EXERCISE MATERIALS:
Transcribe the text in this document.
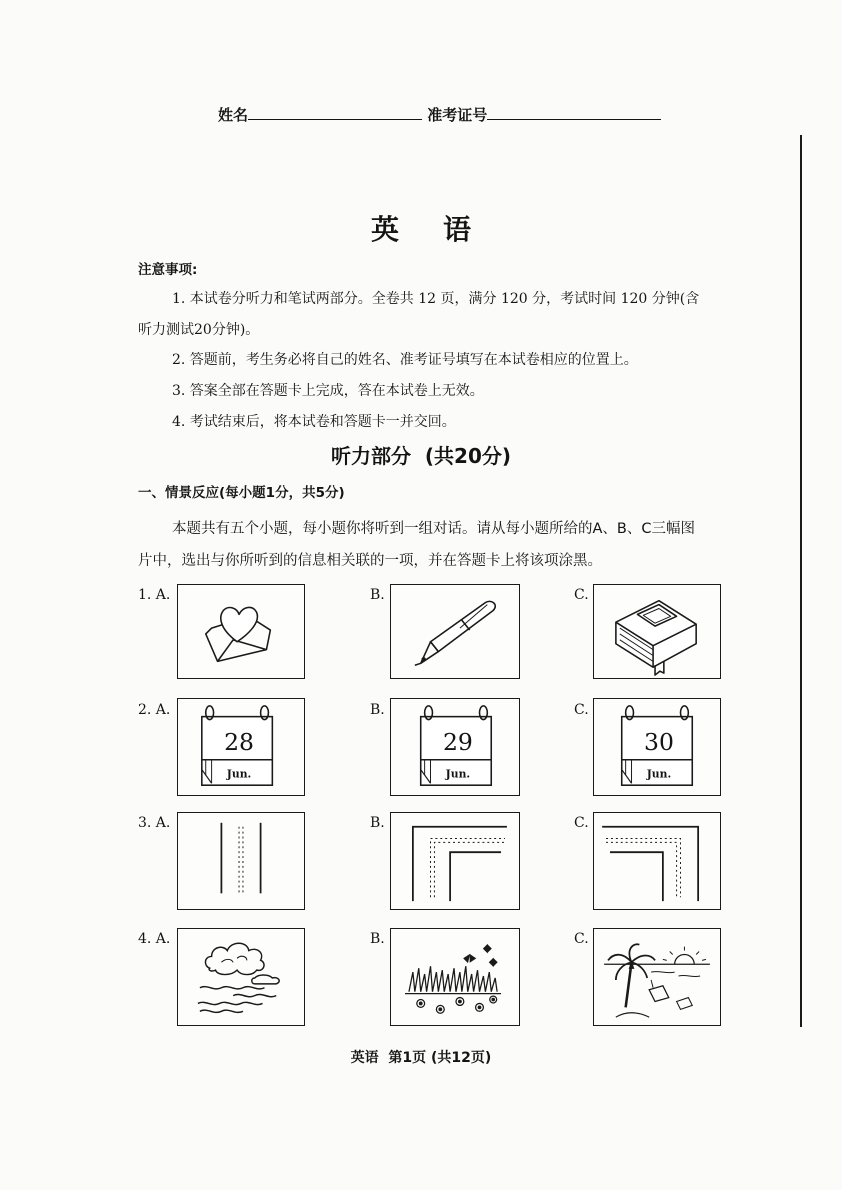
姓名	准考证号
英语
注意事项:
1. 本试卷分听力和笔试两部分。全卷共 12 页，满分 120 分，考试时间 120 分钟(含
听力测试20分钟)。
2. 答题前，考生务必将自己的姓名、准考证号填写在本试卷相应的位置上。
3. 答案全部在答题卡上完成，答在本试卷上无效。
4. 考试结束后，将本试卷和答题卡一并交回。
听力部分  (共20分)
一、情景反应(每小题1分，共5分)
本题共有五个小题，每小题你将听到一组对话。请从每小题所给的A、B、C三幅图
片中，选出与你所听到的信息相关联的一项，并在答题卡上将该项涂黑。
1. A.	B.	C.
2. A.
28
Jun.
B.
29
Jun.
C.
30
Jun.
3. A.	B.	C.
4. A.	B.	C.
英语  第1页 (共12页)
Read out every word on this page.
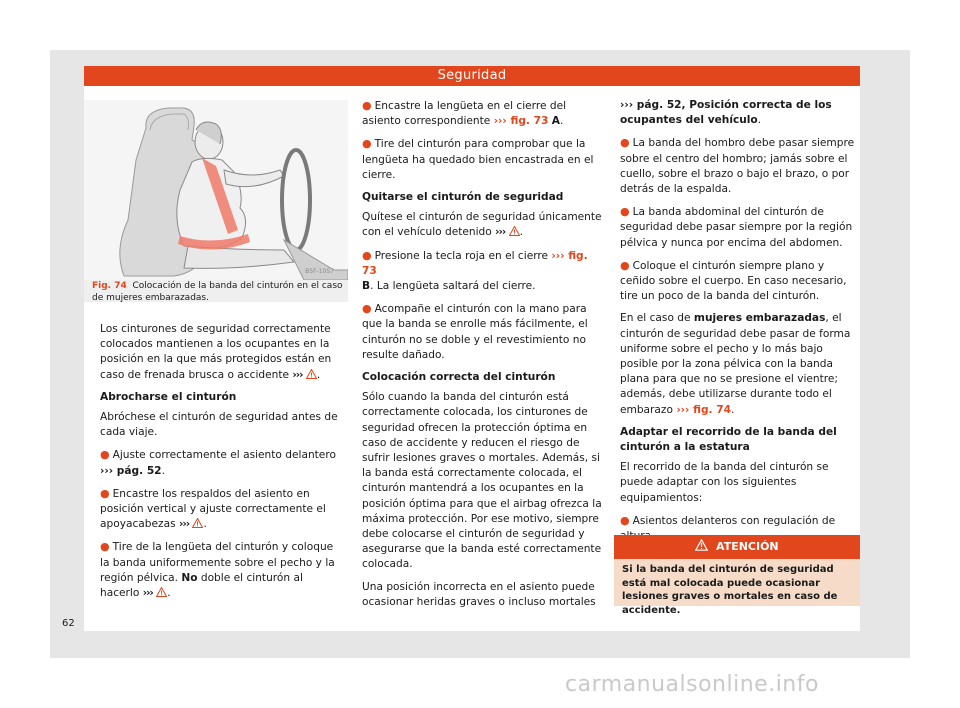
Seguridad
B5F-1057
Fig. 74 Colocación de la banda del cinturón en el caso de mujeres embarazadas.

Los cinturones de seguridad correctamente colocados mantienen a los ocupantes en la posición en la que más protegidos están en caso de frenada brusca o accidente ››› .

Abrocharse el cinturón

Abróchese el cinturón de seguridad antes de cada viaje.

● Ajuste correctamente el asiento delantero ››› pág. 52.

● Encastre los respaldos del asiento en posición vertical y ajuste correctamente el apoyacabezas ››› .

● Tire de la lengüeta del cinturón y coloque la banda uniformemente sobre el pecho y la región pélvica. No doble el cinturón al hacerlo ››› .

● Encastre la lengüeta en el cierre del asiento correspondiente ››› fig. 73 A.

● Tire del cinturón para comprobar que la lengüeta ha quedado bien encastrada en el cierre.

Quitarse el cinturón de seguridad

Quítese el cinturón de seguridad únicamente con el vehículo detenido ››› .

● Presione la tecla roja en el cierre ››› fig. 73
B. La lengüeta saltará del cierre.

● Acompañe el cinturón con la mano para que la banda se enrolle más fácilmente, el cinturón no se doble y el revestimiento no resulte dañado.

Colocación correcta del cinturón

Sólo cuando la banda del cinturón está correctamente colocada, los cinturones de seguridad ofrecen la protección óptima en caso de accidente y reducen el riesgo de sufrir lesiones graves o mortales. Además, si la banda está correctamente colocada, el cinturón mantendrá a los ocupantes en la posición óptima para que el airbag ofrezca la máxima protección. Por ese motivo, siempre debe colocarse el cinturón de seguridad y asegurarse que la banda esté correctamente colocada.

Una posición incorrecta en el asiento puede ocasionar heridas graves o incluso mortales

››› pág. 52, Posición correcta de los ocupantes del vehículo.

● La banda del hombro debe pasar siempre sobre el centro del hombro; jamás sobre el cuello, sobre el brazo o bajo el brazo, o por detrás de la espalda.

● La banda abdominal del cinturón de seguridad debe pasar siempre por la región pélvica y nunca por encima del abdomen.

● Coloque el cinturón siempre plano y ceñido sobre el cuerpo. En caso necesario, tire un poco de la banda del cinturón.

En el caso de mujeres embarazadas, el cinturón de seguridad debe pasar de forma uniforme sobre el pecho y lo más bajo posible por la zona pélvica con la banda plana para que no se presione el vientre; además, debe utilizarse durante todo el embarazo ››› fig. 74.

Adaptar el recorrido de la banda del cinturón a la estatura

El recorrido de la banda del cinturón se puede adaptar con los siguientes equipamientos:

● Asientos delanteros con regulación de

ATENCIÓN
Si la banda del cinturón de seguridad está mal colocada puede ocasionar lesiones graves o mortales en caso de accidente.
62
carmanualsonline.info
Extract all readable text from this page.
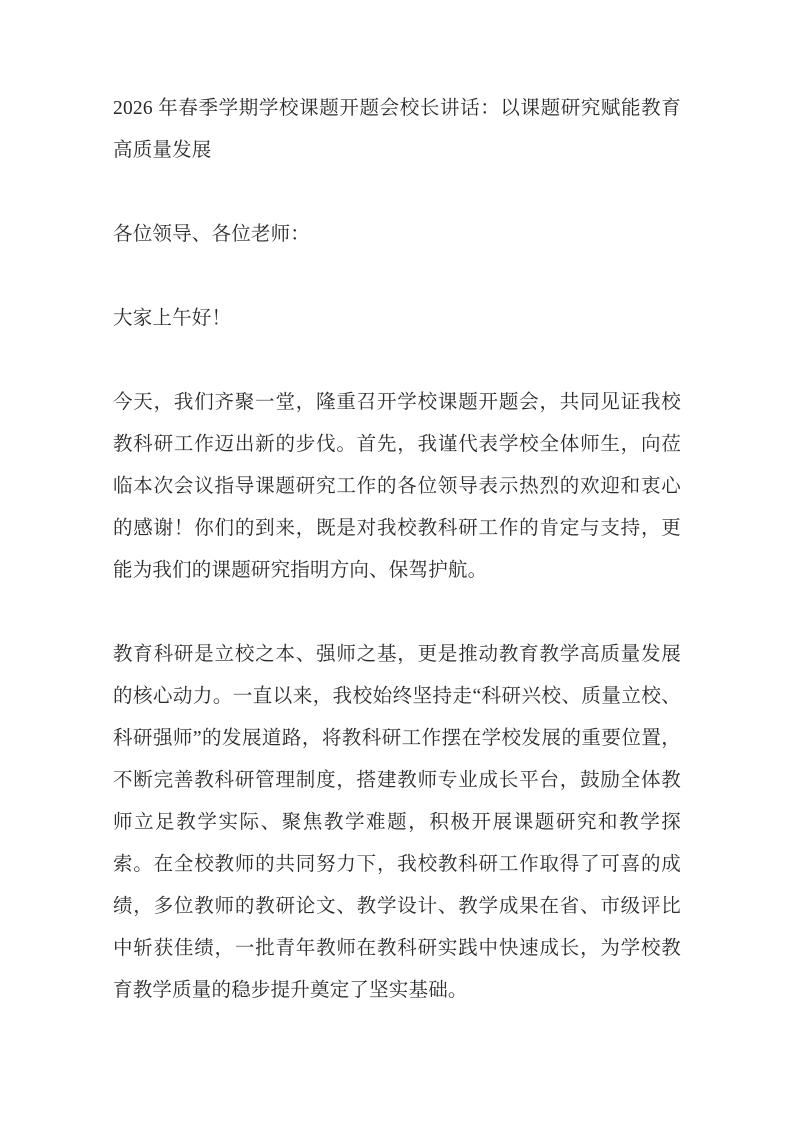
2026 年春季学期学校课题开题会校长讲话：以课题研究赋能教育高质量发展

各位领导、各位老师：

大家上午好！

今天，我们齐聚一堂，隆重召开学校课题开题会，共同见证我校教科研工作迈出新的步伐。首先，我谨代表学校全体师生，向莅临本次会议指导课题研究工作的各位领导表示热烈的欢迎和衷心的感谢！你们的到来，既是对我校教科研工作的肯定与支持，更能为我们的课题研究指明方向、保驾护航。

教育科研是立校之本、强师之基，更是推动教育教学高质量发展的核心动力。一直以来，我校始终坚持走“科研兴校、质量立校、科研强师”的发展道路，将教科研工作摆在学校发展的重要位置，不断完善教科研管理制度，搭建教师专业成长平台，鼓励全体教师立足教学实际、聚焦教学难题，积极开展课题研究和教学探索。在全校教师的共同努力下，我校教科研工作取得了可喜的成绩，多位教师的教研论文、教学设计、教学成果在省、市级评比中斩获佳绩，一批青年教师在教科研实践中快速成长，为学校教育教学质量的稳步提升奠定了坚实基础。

WORK TO DO: Repeat the preceding records precisely, and leave every picture out of the copy.

FINAL RESULT:
Transcribe the text in this document.
姓名	准考证号
英语
注意事项:
1. 本试卷分听力和笔试两部分。全卷共 12 页，满分 120 分，考试时间 120 分钟(含
听力测试20分钟)。
2. 答题前，考生务必将自己的姓名、准考证号填写在本试卷相应的位置上。
3. 答案全部在答题卡上完成，答在本试卷上无效。
4. 考试结束后，将本试卷和答题卡一并交回。
听力部分  (共20分)
一、情景反应(每小题1分，共5分)
本题共有五个小题，每小题你将听到一组对话。请从每小题所给的A、B、C三幅图
片中，选出与你所听到的信息相关联的一项，并在答题卡上将该项涂黑。
1. A.	B.	C.
2. A.
28
Jun.
B.
29
Jun.
C.
30
Jun.
3. A.	B.	C.
4. A.	B.	C.
英语  第1页 (共12页)
Read out every word on this page.
Seguridad
B5F-1057
Fig. 74 Colocación de la banda del cinturón en el caso de mujeres embarazadas.

Los cinturones de seguridad correctamente colocados mantienen a los ocupantes en la posición en la que más protegidos están en caso de frenada brusca o accidente ››› .

Abrocharse el cinturón

Abróchese el cinturón de seguridad antes de cada viaje.

● Ajuste correctamente el asiento delantero ››› pág. 52.

● Encastre los respaldos del asiento en posición vertical y ajuste correctamente el apoyacabezas ››› .

● Tire de la lengüeta del cinturón y coloque la banda uniformemente sobre el pecho y la región pélvica. No doble el cinturón al hacerlo ››› .

● Encastre la lengüeta en el cierre del asiento correspondiente ››› fig. 73 A.

● Tire del cinturón para comprobar que la lengüeta ha quedado bien encastrada en el cierre.

Quitarse el cinturón de seguridad

Quítese el cinturón de seguridad únicamente con el vehículo detenido ››› .

● Presione la tecla roja en el cierre ››› fig. 73
B. La lengüeta saltará del cierre.

● Acompañe el cinturón con la mano para que la banda se enrolle más fácilmente, el cinturón no se doble y el revestimiento no resulte dañado.

Colocación correcta del cinturón

Sólo cuando la banda del cinturón está correctamente colocada, los cinturones de seguridad ofrecen la protección óptima en caso de accidente y reducen el riesgo de sufrir lesiones graves o mortales. Además, si la banda está correctamente colocada, el cinturón mantendrá a los ocupantes en la posición óptima para que el airbag ofrezca la máxima protección. Por ese motivo, siempre debe colocarse el cinturón de seguridad y asegurarse que la banda esté correctamente colocada.

Una posición incorrecta en el asiento puede ocasionar heridas graves o incluso mortales

››› pág. 52, Posición correcta de los ocupantes del vehículo.

● La banda del hombro debe pasar siempre sobre el centro del hombro; jamás sobre el cuello, sobre el brazo o bajo el brazo, o por detrás de la espalda.

● La banda abdominal del cinturón de seguridad debe pasar siempre por la región pélvica y nunca por encima del abdomen.

● Coloque el cinturón siempre plano y ceñido sobre el cuerpo. En caso necesario, tire un poco de la banda del cinturón.

En el caso de mujeres embarazadas, el cinturón de seguridad debe pasar de forma uniforme sobre el pecho y lo más bajo posible por la zona pélvica con la banda plana para que no se presione el vientre; además, debe utilizarse durante todo el embarazo ››› fig. 74.

Adaptar el recorrido de la banda del cinturón a la estatura

El recorrido de la banda del cinturón se puede adaptar con los siguientes equipamientos:

● Asientos delanteros con regulación de

ATENCIÓN
Si la banda del cinturón de seguridad está mal colocada puede ocasionar lesiones graves o mortales en caso de accidente.
62
carmanualsonline.info
Extract all readable text from this page.
2026 年春季学期学校课题开题会校长讲话：以课题研究赋能教育高质量发展

各位领导、各位老师：

大家上午好！

今天，我们齐聚一堂，隆重召开学校课题开题会，共同见证我校教科研工作迈出新的步伐。首先，我谨代表学校全体师生，向莅临本次会议指导课题研究工作的各位领导表示热烈的欢迎和衷心的感谢！你们的到来，既是对我校教科研工作的肯定与支持，更能为我们的课题研究指明方向、保驾护航。

教育科研是立校之本、强师之基，更是推动教育教学高质量发展的核心动力。一直以来，我校始终坚持走“科研兴校、质量立校、科研强师”的发展道路，将教科研工作摆在学校发展的重要位置，不断完善教科研管理制度，搭建教师专业成长平台，鼓励全体教师立足教学实际、聚焦教学难题，积极开展课题研究和教学探索。在全校教师的共同努力下，我校教科研工作取得了可喜的成绩，多位教师的教研论文、教学设计、教学成果在省、市级评比中斩获佳绩，一批青年教师在教科研实践中快速成长，为学校教育教学质量的稳步提升奠定了坚实基础。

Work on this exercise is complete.